Data items
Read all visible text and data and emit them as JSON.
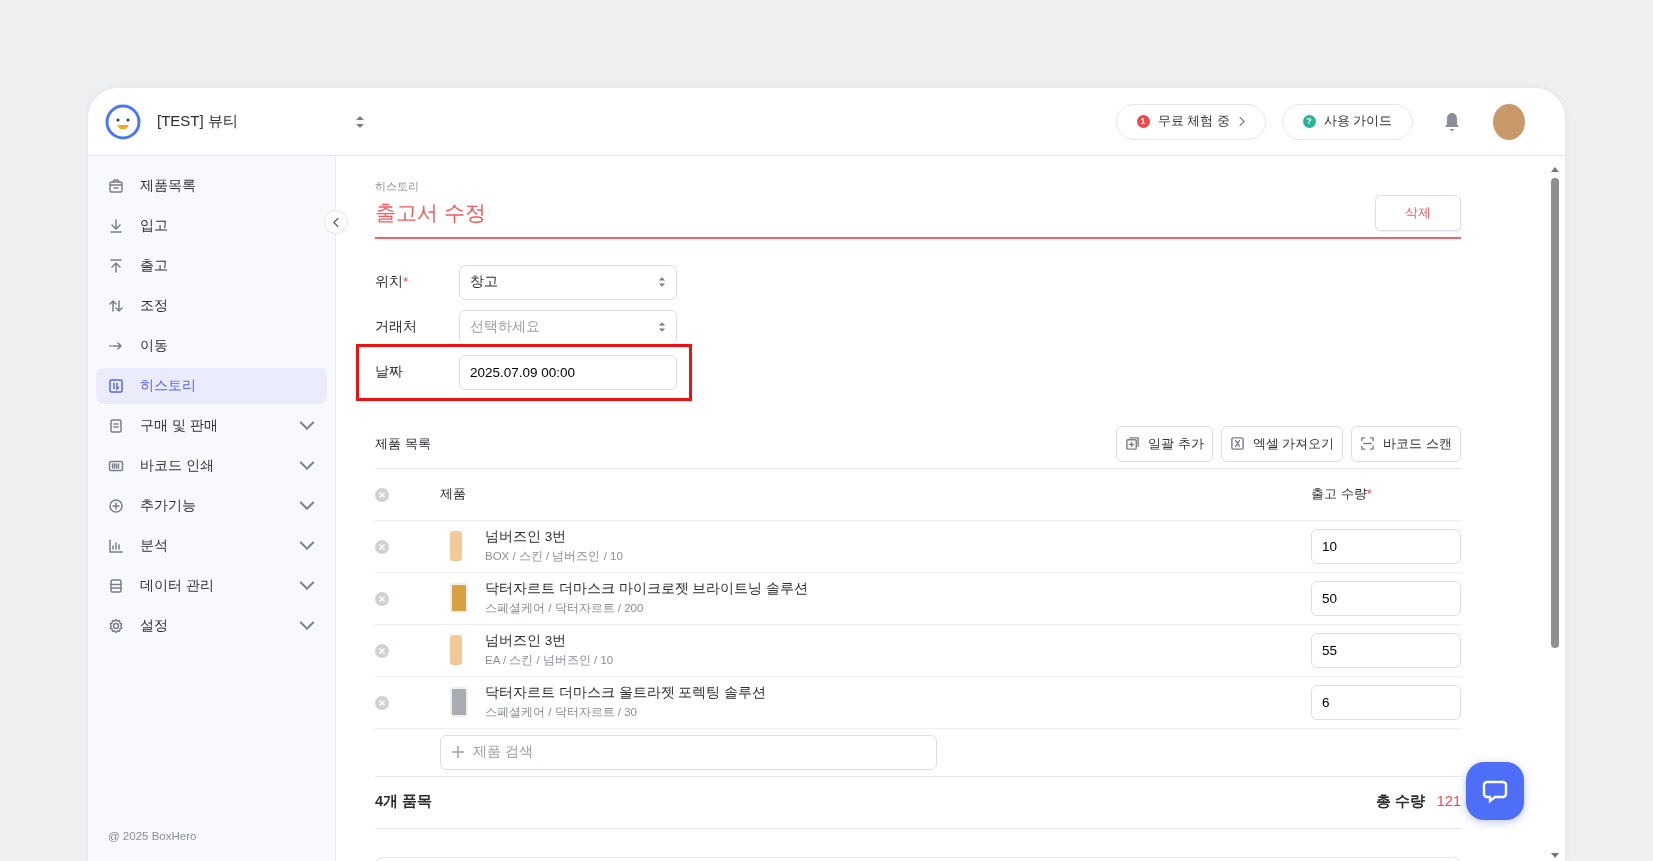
{
  "workspace": {
    "name": "[TEST] 뷰티"
  },
  "header": {
    "trial": {
      "badge": "1",
      "label": "무료 체험 중"
    },
    "guide": {
      "badge": "?",
      "label": "사용 가이드"
    }
  },
  "sidebar": {
    "items": [
      {
        "label": "제품목록",
        "selected": false,
        "expandable": false
      },
      {
        "label": "입고",
        "selected": false,
        "expandable": false
      },
      {
        "label": "출고",
        "selected": false,
        "expandable": false
      },
      {
        "label": "조정",
        "selected": false,
        "expandable": false
      },
      {
        "label": "이동",
        "selected": false,
        "expandable": false
      },
      {
        "label": "히스토리",
        "selected": true,
        "expandable": false
      },
      {
        "label": "구매 및 판매",
        "selected": false,
        "expandable": true
      },
      {
        "label": "바코드 인쇄",
        "selected": false,
        "expandable": true
      },
      {
        "label": "추가기능",
        "selected": false,
        "expandable": true
      },
      {
        "label": "분석",
        "selected": false,
        "expandable": true
      },
      {
        "label": "데이터 관리",
        "selected": false,
        "expandable": true
      },
      {
        "label": "설정",
        "selected": false,
        "expandable": true
      }
    ],
    "footer": "@ 2025 BoxHero"
  },
  "page": {
    "breadcrumb": "히스토리",
    "title": "출고서 수정",
    "delete_button": "삭제"
  },
  "form": {
    "fields": [
      {
        "label": "위치",
        "required_mark": "*",
        "kind": "select",
        "value": "창고",
        "highlighted": false
      },
      {
        "label": "거래처",
        "kind": "select",
        "placeholder": "선택하세요",
        "highlighted": false
      },
      {
        "label": "날짜",
        "kind": "text",
        "value": "2025.07.09 00:00",
        "highlighted": true
      }
    ]
  },
  "products": {
    "title": "제품 목록",
    "actions": [
      {
        "label": "일괄 추가"
      },
      {
        "label": "엑셀 가져오기"
      },
      {
        "label": "바코드 스캔"
      }
    ],
    "columns": [
      {
        "label": "제품"
      },
      {
        "label": "출고 수량",
        "required_mark": "*"
      }
    ],
    "rows": [
      {
        "name": "넘버즈인 3번",
        "details": "BOX / 스킨 / 넘버즈인 / 10",
        "quantity": "10"
      },
      {
        "name": "닥터자르트 더마스크 마이크로젯 브라이트닝 솔루션",
        "details": "스페셜케어 / 닥터자르트 / 200",
        "quantity": "50"
      },
      {
        "name": "넘버즈인 3번",
        "details": "EA / 스킨 / 넘버즈인 / 10",
        "quantity": "55"
      },
      {
        "name": "닥터자르트 더마스크 울트라젯 포렉팅 솔루션",
        "details": "스페셜케어 / 닥터자르트 / 30",
        "quantity": "6"
      }
    ],
    "search": {
      "placeholder": "제품 검색"
    },
    "item_count": "4개 품목",
    "total_label": "총 수량",
    "total": "121"
  }
}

EXERCISE BRIEF ▸
Say only how many lines in the records carry the word "스페셜케어".

COMPLETE RESPONSE ▸
2